GOAL OF THE EXERCISE: All entries below need to be written out exactly, but without their pictures.
* * *
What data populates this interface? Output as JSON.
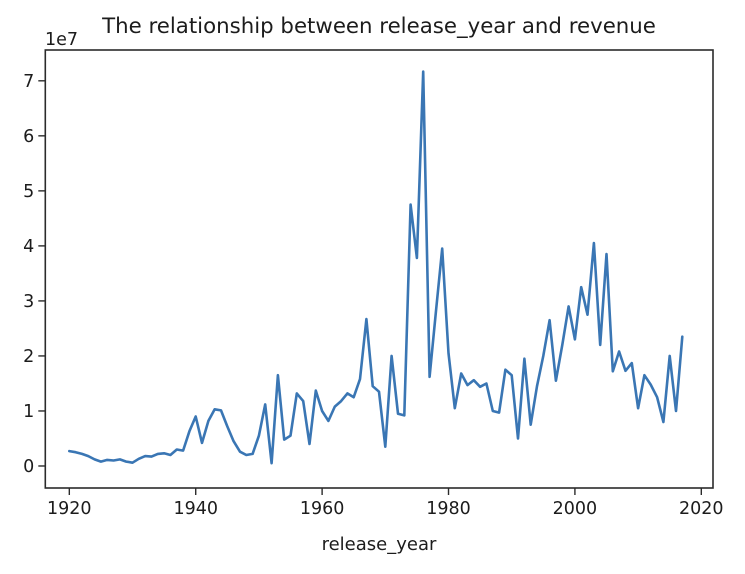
{
  "figure": {
    "title": "The relationship between release_year and revenue",
    "offset_label": "1e7",
    "xlabel": "release_year",
    "background": "#ffffff",
    "line_color": "#3a76b4",
    "axis_color": "#2b2b2b"
  },
  "chart_data": {
    "type": "line",
    "title": "The relationship between release_year and revenue",
    "xlabel": "release_year",
    "ylabel": "",
    "y_offset_multiplier": "1e7",
    "grid": false,
    "legend": "none",
    "xlim": [
      1916.2,
      2021.85
    ],
    "ylim": [
      -0.4,
      7.56
    ],
    "xticks": [
      1920,
      1940,
      1960,
      1980,
      2000,
      2020
    ],
    "yticks": [
      0,
      1,
      2,
      3,
      4,
      5,
      6,
      7
    ],
    "x": [
      1920,
      1921,
      1922,
      1923,
      1924,
      1925,
      1926,
      1927,
      1928,
      1929,
      1930,
      1931,
      1932,
      1933,
      1934,
      1935,
      1936,
      1937,
      1938,
      1939,
      1940,
      1941,
      1942,
      1943,
      1944,
      1945,
      1946,
      1947,
      1948,
      1949,
      1950,
      1951,
      1952,
      1953,
      1954,
      1955,
      1956,
      1957,
      1958,
      1959,
      1960,
      1961,
      1962,
      1963,
      1964,
      1965,
      1966,
      1967,
      1968,
      1969,
      1970,
      1971,
      1972,
      1973,
      1974,
      1975,
      1976,
      1977,
      1978,
      1979,
      1980,
      1981,
      1982,
      1983,
      1984,
      1985,
      1986,
      1987,
      1988,
      1989,
      1990,
      1991,
      1992,
      1993,
      1994,
      1995,
      1996,
      1997,
      1998,
      1999,
      2000,
      2001,
      2002,
      2003,
      2004,
      2005,
      2006,
      2007,
      2008,
      2009,
      2010,
      2011,
      2012,
      2013,
      2014,
      2015,
      2016,
      2017
    ],
    "series": [
      {
        "name": "revenue (units of 1e7)",
        "values": [
          0.27,
          0.25,
          0.22,
          0.18,
          0.12,
          0.08,
          0.11,
          0.1,
          0.12,
          0.08,
          0.06,
          0.13,
          0.18,
          0.17,
          0.22,
          0.23,
          0.2,
          0.3,
          0.28,
          0.63,
          0.9,
          0.42,
          0.82,
          1.03,
          1.01,
          0.72,
          0.45,
          0.26,
          0.2,
          0.22,
          0.55,
          1.12,
          0.05,
          1.65,
          0.48,
          0.55,
          1.32,
          1.18,
          0.4,
          1.37,
          1.0,
          0.82,
          1.08,
          1.18,
          1.32,
          1.25,
          1.58,
          2.67,
          1.45,
          1.35,
          0.35,
          2.0,
          0.95,
          0.92,
          4.75,
          3.78,
          7.17,
          1.62,
          2.8,
          3.95,
          2.05,
          1.05,
          1.68,
          1.47,
          1.56,
          1.44,
          1.5,
          1.0,
          0.97,
          1.75,
          1.65,
          0.5,
          1.95,
          0.75,
          1.45,
          2.0,
          2.65,
          1.55,
          2.2,
          2.9,
          2.3,
          3.25,
          2.75,
          4.05,
          2.2,
          3.85,
          1.72,
          2.08,
          1.73,
          1.87,
          1.05,
          1.65,
          1.48,
          1.25,
          0.8,
          2.0,
          1.0,
          2.35
        ]
      }
    ]
  }
}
* * *
SOLUTION:
What data populates this interface? Output as JSON.
{
  "figure": {
    "title": "The relationship between release_year and revenue",
    "offset_label": "1e7",
    "xlabel": "release_year",
    "background": "#ffffff",
    "line_color": "#3a76b4",
    "axis_color": "#2b2b2b"
  },
  "chart_data": {
    "type": "line",
    "title": "The relationship between release_year and revenue",
    "xlabel": "release_year",
    "ylabel": "",
    "y_offset_multiplier": "1e7",
    "grid": false,
    "legend": "none",
    "xlim": [
      1916.2,
      2021.85
    ],
    "ylim": [
      -0.4,
      7.56
    ],
    "xticks": [
      1920,
      1940,
      1960,
      1980,
      2000,
      2020
    ],
    "yticks": [
      0,
      1,
      2,
      3,
      4,
      5,
      6,
      7
    ],
    "x": [
      1920,
      1921,
      1922,
      1923,
      1924,
      1925,
      1926,
      1927,
      1928,
      1929,
      1930,
      1931,
      1932,
      1933,
      1934,
      1935,
      1936,
      1937,
      1938,
      1939,
      1940,
      1941,
      1942,
      1943,
      1944,
      1945,
      1946,
      1947,
      1948,
      1949,
      1950,
      1951,
      1952,
      1953,
      1954,
      1955,
      1956,
      1957,
      1958,
      1959,
      1960,
      1961,
      1962,
      1963,
      1964,
      1965,
      1966,
      1967,
      1968,
      1969,
      1970,
      1971,
      1972,
      1973,
      1974,
      1975,
      1976,
      1977,
      1978,
      1979,
      1980,
      1981,
      1982,
      1983,
      1984,
      1985,
      1986,
      1987,
      1988,
      1989,
      1990,
      1991,
      1992,
      1993,
      1994,
      1995,
      1996,
      1997,
      1998,
      1999,
      2000,
      2001,
      2002,
      2003,
      2004,
      2005,
      2006,
      2007,
      2008,
      2009,
      2010,
      2011,
      2012,
      2013,
      2014,
      2015,
      2016,
      2017
    ],
    "series": [
      {
        "name": "revenue (units of 1e7)",
        "values": [
          0.27,
          0.25,
          0.22,
          0.18,
          0.12,
          0.08,
          0.11,
          0.1,
          0.12,
          0.08,
          0.06,
          0.13,
          0.18,
          0.17,
          0.22,
          0.23,
          0.2,
          0.3,
          0.28,
          0.63,
          0.9,
          0.42,
          0.82,
          1.03,
          1.01,
          0.72,
          0.45,
          0.26,
          0.2,
          0.22,
          0.55,
          1.12,
          0.05,
          1.65,
          0.48,
          0.55,
          1.32,
          1.18,
          0.4,
          1.37,
          1.0,
          0.82,
          1.08,
          1.18,
          1.32,
          1.25,
          1.58,
          2.67,
          1.45,
          1.35,
          0.35,
          2.0,
          0.95,
          0.92,
          4.75,
          3.78,
          7.17,
          1.62,
          2.8,
          3.95,
          2.05,
          1.05,
          1.68,
          1.47,
          1.56,
          1.44,
          1.5,
          1.0,
          0.97,
          1.75,
          1.65,
          0.5,
          1.95,
          0.75,
          1.45,
          2.0,
          2.65,
          1.55,
          2.2,
          2.9,
          2.3,
          3.25,
          2.75,
          4.05,
          2.2,
          3.85,
          1.72,
          2.08,
          1.73,
          1.87,
          1.05,
          1.65,
          1.48,
          1.25,
          0.8,
          2.0,
          1.0,
          2.35
        ]
      }
    ]
  }
}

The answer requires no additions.